THE PROBLEM>
Filter the entries and keep only the lines where the string "Markus" appears.

* START EXTRACTED RECORDS *

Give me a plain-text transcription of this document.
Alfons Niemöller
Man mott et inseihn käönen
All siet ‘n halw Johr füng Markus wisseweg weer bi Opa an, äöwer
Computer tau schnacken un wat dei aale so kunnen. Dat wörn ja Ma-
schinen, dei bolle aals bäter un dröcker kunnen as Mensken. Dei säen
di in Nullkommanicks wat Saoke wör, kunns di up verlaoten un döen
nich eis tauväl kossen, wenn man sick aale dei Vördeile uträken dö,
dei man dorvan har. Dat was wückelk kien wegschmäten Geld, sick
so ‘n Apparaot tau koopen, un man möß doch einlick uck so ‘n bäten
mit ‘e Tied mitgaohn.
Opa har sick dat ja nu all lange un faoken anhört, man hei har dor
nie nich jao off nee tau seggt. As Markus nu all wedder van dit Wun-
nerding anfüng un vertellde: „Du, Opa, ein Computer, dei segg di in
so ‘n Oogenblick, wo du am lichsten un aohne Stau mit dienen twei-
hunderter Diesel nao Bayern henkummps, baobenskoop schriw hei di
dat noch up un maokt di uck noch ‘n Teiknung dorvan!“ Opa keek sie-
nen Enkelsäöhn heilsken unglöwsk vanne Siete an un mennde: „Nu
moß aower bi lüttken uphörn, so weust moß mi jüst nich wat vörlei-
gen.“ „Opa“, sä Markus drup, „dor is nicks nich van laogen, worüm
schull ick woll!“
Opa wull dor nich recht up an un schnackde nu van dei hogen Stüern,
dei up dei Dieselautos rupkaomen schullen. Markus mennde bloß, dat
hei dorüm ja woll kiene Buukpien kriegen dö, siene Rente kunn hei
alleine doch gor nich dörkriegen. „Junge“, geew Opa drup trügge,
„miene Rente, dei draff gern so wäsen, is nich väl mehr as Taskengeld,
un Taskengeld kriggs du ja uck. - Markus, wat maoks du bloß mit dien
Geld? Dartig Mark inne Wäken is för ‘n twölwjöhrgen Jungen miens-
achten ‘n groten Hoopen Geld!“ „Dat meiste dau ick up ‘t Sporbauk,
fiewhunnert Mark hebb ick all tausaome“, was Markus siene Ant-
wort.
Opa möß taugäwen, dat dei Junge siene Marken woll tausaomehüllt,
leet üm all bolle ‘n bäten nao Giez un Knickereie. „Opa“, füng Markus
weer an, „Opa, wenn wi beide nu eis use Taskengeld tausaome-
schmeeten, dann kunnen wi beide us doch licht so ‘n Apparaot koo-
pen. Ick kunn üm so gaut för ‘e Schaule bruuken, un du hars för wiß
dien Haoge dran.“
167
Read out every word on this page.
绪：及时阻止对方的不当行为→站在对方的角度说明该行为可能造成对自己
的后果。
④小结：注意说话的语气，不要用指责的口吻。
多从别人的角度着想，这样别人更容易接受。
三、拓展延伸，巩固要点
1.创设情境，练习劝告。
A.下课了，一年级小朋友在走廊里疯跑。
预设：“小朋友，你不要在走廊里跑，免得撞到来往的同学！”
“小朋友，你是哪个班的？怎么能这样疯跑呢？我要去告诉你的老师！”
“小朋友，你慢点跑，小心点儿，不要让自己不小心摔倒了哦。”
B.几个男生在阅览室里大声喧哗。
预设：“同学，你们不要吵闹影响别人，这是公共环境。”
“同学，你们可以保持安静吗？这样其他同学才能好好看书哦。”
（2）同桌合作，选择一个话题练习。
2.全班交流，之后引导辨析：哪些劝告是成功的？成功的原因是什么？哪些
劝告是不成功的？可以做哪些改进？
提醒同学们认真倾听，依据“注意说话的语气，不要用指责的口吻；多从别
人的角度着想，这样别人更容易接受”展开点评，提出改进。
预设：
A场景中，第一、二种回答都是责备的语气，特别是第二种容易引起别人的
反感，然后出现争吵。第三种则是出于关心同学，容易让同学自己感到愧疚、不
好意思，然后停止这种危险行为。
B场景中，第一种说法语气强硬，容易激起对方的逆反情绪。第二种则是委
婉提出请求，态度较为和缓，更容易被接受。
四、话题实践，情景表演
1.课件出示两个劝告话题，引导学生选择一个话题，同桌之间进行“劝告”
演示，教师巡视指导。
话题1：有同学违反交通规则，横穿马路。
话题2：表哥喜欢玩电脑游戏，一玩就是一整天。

* END EXTRACTED RECORDS *

TASK ANSWER>
All siet ‘n halw Johr füng Markus wisseweg weer bi Opa an, äöwer
nie nich jao off nee tau seggt. As Markus nu all wedder van dit Wun-
gen.“ „Opa“, sä Markus drup, „dor is nicks nich van laogen, worüm
dei up dei Dieselautos rupkaomen schullen. Markus mennde bloß, dat
un Taskengeld kriggs du ja uck. - Markus, wat maoks du bloß mit dien
fiewhunnert Mark hebb ick all tausaome“, was Markus siene Ant-
leet üm all bolle ‘n bäten nao Giez un Knickereie. „Opa“, füng Markus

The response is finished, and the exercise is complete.